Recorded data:

--------------------------------------------------

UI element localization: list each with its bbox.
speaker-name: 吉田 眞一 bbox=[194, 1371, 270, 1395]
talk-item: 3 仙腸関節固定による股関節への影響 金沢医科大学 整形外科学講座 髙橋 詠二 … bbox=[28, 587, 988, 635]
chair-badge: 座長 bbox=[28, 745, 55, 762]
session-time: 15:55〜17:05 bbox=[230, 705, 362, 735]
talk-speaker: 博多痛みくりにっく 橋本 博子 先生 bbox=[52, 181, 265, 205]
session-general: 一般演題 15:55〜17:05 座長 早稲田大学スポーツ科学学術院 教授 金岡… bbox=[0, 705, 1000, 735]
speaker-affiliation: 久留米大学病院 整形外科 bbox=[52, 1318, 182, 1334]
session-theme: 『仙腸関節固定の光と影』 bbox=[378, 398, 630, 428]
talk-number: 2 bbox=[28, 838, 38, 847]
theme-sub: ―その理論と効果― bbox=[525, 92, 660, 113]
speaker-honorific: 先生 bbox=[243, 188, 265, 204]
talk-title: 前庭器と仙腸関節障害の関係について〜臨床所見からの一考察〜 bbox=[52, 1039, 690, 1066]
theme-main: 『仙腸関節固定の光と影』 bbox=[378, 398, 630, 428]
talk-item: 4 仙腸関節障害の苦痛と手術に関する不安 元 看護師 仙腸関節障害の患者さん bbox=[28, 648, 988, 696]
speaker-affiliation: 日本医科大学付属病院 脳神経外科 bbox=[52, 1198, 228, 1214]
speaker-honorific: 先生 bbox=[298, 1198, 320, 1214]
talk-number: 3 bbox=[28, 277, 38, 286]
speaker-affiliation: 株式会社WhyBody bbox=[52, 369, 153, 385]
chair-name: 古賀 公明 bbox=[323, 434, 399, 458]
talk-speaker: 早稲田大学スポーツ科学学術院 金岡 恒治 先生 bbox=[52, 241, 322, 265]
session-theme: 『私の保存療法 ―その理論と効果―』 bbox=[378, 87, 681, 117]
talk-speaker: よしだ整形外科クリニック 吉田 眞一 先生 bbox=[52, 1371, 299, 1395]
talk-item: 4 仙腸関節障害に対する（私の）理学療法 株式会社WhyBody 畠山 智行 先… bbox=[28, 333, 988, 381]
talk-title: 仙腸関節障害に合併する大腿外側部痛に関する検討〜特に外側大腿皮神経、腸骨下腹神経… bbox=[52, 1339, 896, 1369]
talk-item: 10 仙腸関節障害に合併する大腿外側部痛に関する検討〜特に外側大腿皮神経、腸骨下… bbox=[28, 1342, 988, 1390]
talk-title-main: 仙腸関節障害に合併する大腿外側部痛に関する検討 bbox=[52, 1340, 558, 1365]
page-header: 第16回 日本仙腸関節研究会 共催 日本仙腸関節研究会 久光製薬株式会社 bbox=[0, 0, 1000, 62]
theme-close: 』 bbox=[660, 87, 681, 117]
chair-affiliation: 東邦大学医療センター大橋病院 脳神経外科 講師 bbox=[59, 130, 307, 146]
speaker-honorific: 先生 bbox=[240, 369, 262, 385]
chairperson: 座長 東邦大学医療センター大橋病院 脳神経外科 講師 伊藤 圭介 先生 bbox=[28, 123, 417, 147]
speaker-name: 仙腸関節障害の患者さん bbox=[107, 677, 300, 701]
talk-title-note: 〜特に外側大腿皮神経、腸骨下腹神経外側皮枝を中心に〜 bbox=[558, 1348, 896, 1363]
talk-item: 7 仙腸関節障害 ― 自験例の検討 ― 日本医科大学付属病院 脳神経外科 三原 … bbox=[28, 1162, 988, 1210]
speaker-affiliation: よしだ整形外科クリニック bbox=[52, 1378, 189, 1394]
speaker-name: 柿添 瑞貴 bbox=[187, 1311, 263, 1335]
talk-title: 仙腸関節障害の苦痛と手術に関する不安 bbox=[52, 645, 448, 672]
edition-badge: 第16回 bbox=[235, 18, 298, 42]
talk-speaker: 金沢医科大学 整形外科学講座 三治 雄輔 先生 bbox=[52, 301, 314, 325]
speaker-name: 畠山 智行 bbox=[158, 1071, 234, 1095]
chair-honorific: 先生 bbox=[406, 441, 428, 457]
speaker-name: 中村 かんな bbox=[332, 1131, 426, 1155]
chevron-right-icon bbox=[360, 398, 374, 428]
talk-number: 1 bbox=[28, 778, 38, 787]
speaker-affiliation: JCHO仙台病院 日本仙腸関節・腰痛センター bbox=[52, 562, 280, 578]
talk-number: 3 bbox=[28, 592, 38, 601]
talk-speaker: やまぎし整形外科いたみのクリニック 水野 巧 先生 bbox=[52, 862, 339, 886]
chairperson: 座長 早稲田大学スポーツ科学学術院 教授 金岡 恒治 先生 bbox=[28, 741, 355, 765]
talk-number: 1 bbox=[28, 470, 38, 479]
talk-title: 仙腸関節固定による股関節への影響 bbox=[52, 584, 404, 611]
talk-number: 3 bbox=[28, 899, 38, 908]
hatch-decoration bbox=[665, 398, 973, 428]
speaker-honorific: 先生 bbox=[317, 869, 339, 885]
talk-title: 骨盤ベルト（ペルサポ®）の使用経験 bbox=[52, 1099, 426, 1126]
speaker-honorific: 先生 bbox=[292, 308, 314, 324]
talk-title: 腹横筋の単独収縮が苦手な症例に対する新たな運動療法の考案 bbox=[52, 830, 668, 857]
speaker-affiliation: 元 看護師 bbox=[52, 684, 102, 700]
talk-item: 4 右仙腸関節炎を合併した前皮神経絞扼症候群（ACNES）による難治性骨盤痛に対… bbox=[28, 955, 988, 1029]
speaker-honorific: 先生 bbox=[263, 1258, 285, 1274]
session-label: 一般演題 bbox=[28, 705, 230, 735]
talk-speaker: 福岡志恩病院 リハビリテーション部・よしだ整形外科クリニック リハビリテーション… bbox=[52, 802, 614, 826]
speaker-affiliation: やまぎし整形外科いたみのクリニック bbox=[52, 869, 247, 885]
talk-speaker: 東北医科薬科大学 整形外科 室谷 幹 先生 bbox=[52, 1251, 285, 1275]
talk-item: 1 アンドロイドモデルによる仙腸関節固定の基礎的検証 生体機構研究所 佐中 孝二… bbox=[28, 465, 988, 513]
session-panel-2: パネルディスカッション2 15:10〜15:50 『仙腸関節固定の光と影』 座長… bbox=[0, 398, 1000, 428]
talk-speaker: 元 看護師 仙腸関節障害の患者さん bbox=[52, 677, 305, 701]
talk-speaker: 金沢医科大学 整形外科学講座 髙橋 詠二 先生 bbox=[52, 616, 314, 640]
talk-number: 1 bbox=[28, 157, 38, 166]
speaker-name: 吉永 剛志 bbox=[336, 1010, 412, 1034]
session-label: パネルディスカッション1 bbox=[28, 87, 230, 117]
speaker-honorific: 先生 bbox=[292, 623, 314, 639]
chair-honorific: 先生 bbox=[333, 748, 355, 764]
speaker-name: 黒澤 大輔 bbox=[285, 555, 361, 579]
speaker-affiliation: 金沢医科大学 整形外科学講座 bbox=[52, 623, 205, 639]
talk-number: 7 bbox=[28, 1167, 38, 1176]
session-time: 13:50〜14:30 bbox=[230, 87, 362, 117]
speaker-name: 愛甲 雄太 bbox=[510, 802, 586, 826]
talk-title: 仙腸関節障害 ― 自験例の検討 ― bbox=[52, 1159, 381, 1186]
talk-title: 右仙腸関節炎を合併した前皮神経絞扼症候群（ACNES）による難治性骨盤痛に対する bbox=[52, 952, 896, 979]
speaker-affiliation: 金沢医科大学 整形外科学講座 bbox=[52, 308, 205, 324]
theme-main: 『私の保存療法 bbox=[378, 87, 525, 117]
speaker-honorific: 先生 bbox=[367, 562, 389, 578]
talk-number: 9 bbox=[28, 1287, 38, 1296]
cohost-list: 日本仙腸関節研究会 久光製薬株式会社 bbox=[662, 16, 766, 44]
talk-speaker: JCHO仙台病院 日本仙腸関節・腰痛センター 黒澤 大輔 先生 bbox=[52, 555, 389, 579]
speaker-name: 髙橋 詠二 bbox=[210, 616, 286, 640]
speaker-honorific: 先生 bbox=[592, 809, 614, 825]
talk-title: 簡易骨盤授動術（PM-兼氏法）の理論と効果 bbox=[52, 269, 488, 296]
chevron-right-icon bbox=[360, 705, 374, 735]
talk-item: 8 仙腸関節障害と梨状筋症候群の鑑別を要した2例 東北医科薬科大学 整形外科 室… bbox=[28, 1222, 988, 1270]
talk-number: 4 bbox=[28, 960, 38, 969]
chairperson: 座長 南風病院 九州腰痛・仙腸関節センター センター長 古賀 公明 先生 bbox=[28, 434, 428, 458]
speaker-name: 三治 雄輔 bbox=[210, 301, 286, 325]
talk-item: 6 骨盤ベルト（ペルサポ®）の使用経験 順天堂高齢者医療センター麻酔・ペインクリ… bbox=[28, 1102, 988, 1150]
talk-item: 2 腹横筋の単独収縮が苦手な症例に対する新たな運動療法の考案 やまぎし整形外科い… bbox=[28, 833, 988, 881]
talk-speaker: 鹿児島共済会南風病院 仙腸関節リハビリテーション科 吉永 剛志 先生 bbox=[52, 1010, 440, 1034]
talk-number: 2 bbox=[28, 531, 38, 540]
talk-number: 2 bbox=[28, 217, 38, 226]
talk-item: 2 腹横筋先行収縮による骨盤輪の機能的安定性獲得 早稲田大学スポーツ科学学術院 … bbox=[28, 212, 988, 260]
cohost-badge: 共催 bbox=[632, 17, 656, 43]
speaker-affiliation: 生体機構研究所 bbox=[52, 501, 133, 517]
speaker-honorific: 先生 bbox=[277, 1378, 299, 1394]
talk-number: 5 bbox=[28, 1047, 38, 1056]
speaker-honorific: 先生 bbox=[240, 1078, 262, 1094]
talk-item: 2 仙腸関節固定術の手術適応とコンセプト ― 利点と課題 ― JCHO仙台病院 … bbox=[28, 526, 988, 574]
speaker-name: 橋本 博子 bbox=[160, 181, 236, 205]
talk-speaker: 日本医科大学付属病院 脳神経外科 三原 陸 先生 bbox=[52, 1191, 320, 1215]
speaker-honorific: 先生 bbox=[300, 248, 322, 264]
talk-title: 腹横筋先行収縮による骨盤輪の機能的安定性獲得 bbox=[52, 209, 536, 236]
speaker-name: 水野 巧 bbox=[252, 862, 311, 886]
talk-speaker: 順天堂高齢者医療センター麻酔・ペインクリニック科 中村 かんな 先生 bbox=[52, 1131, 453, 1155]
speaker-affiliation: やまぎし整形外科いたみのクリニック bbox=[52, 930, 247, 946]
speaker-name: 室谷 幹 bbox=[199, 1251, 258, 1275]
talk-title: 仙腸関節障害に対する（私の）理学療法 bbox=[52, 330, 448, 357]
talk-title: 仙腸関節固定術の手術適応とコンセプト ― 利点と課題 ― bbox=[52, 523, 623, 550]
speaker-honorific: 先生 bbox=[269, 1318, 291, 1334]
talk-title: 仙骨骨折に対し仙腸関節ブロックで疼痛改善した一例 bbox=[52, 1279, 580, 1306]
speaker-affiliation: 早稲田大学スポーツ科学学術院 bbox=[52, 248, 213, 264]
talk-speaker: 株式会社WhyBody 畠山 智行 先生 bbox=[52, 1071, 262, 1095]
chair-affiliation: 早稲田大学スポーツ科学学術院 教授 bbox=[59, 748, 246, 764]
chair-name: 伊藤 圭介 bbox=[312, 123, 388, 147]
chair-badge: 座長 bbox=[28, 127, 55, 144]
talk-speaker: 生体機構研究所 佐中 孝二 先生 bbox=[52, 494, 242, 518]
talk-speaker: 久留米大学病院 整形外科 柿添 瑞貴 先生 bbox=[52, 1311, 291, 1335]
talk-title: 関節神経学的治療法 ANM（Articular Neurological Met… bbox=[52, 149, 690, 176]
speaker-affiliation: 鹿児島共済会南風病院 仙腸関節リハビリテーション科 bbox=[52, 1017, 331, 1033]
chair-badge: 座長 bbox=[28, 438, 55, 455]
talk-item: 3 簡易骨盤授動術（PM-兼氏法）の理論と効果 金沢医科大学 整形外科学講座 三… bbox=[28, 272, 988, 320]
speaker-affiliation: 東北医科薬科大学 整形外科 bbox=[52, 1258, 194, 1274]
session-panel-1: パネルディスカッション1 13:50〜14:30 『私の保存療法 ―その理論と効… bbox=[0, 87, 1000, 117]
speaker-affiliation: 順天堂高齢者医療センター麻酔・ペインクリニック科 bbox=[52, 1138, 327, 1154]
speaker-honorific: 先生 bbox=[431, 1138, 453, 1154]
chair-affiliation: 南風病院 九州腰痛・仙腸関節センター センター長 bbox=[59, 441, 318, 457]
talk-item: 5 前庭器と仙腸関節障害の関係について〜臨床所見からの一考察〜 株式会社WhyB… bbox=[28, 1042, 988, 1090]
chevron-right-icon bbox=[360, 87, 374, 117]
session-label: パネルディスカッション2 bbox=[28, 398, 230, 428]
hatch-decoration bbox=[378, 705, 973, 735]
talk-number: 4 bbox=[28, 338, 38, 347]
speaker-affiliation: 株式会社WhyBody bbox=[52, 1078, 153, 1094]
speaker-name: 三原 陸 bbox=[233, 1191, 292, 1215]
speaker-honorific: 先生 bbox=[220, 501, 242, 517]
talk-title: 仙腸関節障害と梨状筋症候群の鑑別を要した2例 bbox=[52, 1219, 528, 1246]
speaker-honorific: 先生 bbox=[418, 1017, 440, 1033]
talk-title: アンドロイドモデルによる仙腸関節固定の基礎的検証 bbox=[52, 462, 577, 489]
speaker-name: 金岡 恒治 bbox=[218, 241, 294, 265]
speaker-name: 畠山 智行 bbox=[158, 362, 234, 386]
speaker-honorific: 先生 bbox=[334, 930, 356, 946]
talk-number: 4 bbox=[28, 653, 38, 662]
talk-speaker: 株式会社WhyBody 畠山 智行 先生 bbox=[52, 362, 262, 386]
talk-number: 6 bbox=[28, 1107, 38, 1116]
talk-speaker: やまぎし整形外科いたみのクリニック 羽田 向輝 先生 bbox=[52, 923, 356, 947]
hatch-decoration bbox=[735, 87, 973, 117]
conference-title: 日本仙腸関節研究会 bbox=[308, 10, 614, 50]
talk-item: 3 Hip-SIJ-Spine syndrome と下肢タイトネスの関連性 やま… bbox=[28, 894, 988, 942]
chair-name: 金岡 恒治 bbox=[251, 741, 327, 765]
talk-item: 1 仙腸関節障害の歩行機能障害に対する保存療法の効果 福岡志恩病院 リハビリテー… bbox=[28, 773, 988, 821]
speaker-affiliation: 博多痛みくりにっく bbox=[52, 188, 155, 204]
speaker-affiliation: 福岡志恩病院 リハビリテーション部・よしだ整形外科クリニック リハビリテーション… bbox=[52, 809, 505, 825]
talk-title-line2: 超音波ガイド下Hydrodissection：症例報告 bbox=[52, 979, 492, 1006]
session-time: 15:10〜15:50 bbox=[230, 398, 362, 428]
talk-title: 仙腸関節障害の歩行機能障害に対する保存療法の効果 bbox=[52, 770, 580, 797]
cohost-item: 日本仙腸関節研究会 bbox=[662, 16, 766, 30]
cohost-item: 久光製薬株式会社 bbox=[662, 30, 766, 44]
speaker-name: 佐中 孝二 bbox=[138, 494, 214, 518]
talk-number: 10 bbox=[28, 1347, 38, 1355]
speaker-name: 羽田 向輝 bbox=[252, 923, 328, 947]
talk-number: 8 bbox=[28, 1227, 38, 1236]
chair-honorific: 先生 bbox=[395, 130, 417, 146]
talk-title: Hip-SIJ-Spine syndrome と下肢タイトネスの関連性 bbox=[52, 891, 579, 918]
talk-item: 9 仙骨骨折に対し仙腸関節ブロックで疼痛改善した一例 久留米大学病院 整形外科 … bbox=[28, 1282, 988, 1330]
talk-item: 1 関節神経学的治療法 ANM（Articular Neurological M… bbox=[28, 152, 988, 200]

--------------------------------------------------

Turn the lines of the records into a numbered list, leaving out any blank lines. Begin with the first line of the records and stop after the line that contains "chair-name: 古賀 公明 bbox=[323, 434, 399, 458]".

1. UI element localization: list each with its bbox.
2. speaker-name: 吉田 眞一 bbox=[194, 1371, 270, 1395]
3. talk-item: 3 仙腸関節固定による股関節への影響 金沢医科大学 整形外科学講座 髙橋 詠二 … bbox=[28, 587, 988, 635]
4. chair-badge: 座長 bbox=[28, 745, 55, 762]
5. session-time: 15:55〜17:05 bbox=[230, 705, 362, 735]
6. talk-speaker: 博多痛みくりにっく 橋本 博子 先生 bbox=[52, 181, 265, 205]
7. session-general: 一般演題 15:55〜17:05 座長 早稲田大学スポーツ科学学術院 教授 金岡… bbox=[0, 705, 1000, 735]
8. speaker-affiliation: 久留米大学病院 整形外科 bbox=[52, 1318, 182, 1334]
9. session-theme: 『仙腸関節固定の光と影』 bbox=[378, 398, 630, 428]
10. talk-number: 2 bbox=[28, 838, 38, 847]
11. theme-sub: ―その理論と効果― bbox=[525, 92, 660, 113]
12. speaker-honorific: 先生 bbox=[243, 188, 265, 204]
13. talk-title: 前庭器と仙腸関節障害の関係について〜臨床所見からの一考察〜 bbox=[52, 1039, 690, 1066]
14. theme-main: 『仙腸関節固定の光と影』 bbox=[378, 398, 630, 428]
15. talk-item: 4 仙腸関節障害の苦痛と手術に関する不安 元 看護師 仙腸関節障害の患者さん bbox=[28, 648, 988, 696]
16. speaker-affiliation: 日本医科大学付属病院 脳神経外科 bbox=[52, 1198, 228, 1214]
17. speaker-honorific: 先生 bbox=[298, 1198, 320, 1214]
18. talk-number: 3 bbox=[28, 277, 38, 286]
19. speaker-affiliation: 株式会社WhyBody bbox=[52, 369, 153, 385]
20. chair-name: 古賀 公明 bbox=[323, 434, 399, 458]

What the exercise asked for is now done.